__Directions__
Set every record down verbatim and omit the pictures.

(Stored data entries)
#####
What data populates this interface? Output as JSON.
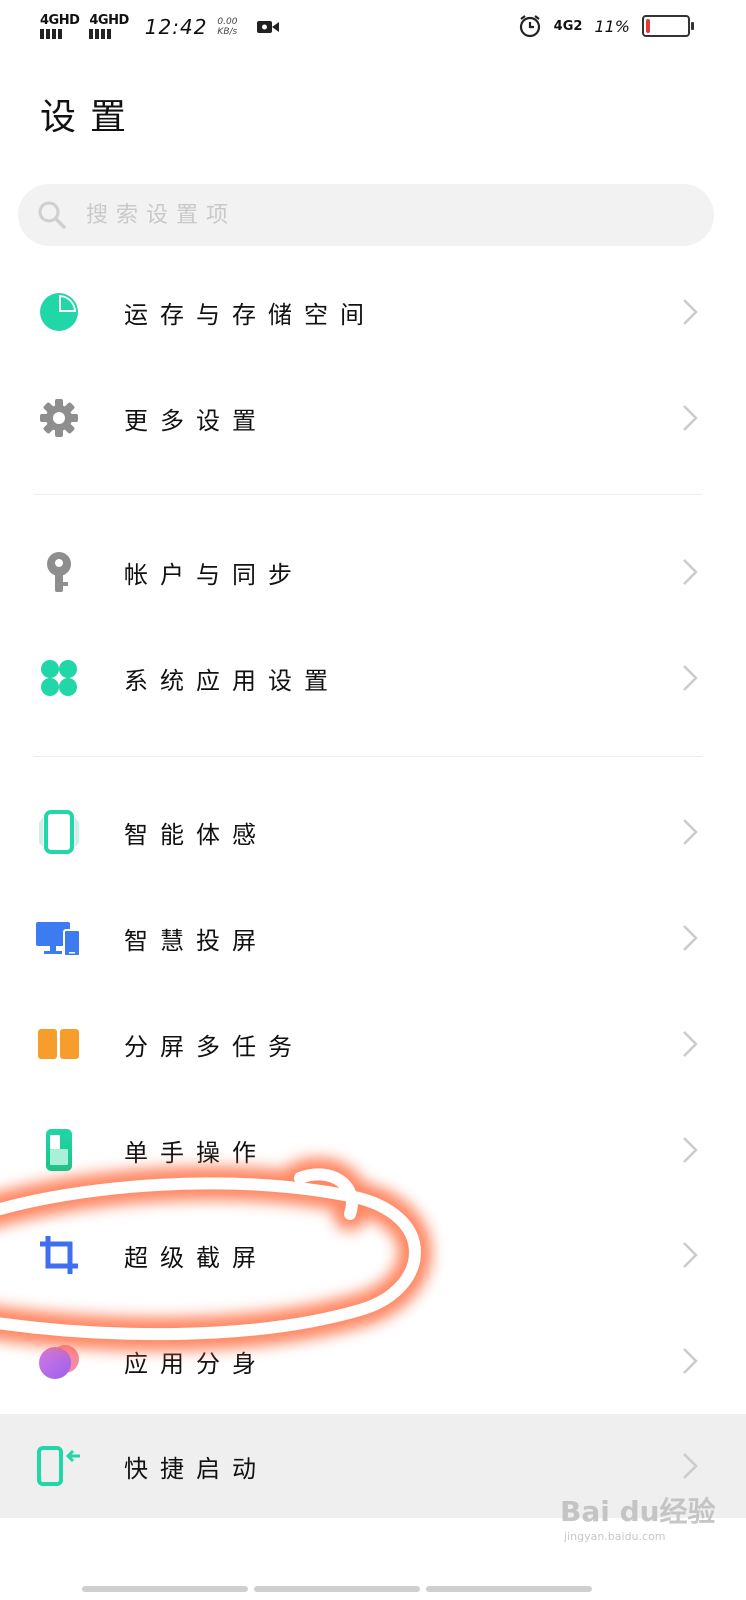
{
  "status_bar": {
    "sim1_label": "4GHD",
    "sim2_label": "4GHD",
    "time": "12:42",
    "speed_value": "0.00",
    "speed_unit": "KB/s",
    "network2": "4G2",
    "battery_percent_text": "11%",
    "battery_level": 0.11,
    "battery_color": "#e53935"
  },
  "page": {
    "title": "设置"
  },
  "search": {
    "placeholder": "搜索设置项"
  },
  "settings": {
    "memory_storage": {
      "label": "运存与存储空间",
      "icon": "pie-chart-icon",
      "color": "#21d6a7"
    },
    "more_settings": {
      "label": "更多设置",
      "icon": "gear-icon",
      "color": "#8e8e8e"
    },
    "accounts_sync": {
      "label": "帐户与同步",
      "icon": "key-icon",
      "color": "#8e8e8e"
    },
    "system_app_settings": {
      "label": "系统应用设置",
      "icon": "clover-icon",
      "color": "#21d6a7"
    },
    "smart_motion": {
      "label": "智能体感",
      "icon": "phone-motion-icon",
      "color": "#21d6a7"
    },
    "smart_cast": {
      "label": "智慧投屏",
      "icon": "screen-cast-icon",
      "color": "#3d7bf0"
    },
    "split_screen": {
      "label": "分屏多任务",
      "icon": "split-screen-icon",
      "color": "#f79d2c"
    },
    "one_hand": {
      "label": "单手操作",
      "icon": "one-hand-icon",
      "color": "#21d6a7"
    },
    "super_screenshot": {
      "label": "超级截屏",
      "icon": "crop-icon",
      "color": "#3d6ff0"
    },
    "app_clone": {
      "label": "应用分身",
      "icon": "app-clone-icon",
      "color": "#b96be5"
    },
    "quick_launch": {
      "label": "快捷启动",
      "icon": "quick-launch-icon",
      "color": "#21d6a7"
    }
  },
  "annotation": {
    "stroke_color": "#ff6a3d"
  },
  "watermark": {
    "brand": "Bai du经验",
    "url": "jingyan.baidu.com"
  }
}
#####
__Task answer__
What data populates this interface? Output as JSON.
{
  "status_bar": {
    "sim1_label": "4GHD",
    "sim2_label": "4GHD",
    "time": "12:42",
    "speed_value": "0.00",
    "speed_unit": "KB/s",
    "network2": "4G2",
    "battery_percent_text": "11%",
    "battery_level": 0.11,
    "battery_color": "#e53935"
  },
  "page": {
    "title": "设置"
  },
  "search": {
    "placeholder": "搜索设置项"
  },
  "settings": {
    "memory_storage": {
      "label": "运存与存储空间",
      "icon": "pie-chart-icon",
      "color": "#21d6a7"
    },
    "more_settings": {
      "label": "更多设置",
      "icon": "gear-icon",
      "color": "#8e8e8e"
    },
    "accounts_sync": {
      "label": "帐户与同步",
      "icon": "key-icon",
      "color": "#8e8e8e"
    },
    "system_app_settings": {
      "label": "系统应用设置",
      "icon": "clover-icon",
      "color": "#21d6a7"
    },
    "smart_motion": {
      "label": "智能体感",
      "icon": "phone-motion-icon",
      "color": "#21d6a7"
    },
    "smart_cast": {
      "label": "智慧投屏",
      "icon": "screen-cast-icon",
      "color": "#3d7bf0"
    },
    "split_screen": {
      "label": "分屏多任务",
      "icon": "split-screen-icon",
      "color": "#f79d2c"
    },
    "one_hand": {
      "label": "单手操作",
      "icon": "one-hand-icon",
      "color": "#21d6a7"
    },
    "super_screenshot": {
      "label": "超级截屏",
      "icon": "crop-icon",
      "color": "#3d6ff0"
    },
    "app_clone": {
      "label": "应用分身",
      "icon": "app-clone-icon",
      "color": "#b96be5"
    },
    "quick_launch": {
      "label": "快捷启动",
      "icon": "quick-launch-icon",
      "color": "#21d6a7"
    }
  },
  "annotation": {
    "stroke_color": "#ff6a3d"
  },
  "watermark": {
    "brand": "Bai du经验",
    "url": "jingyan.baidu.com"
  }
}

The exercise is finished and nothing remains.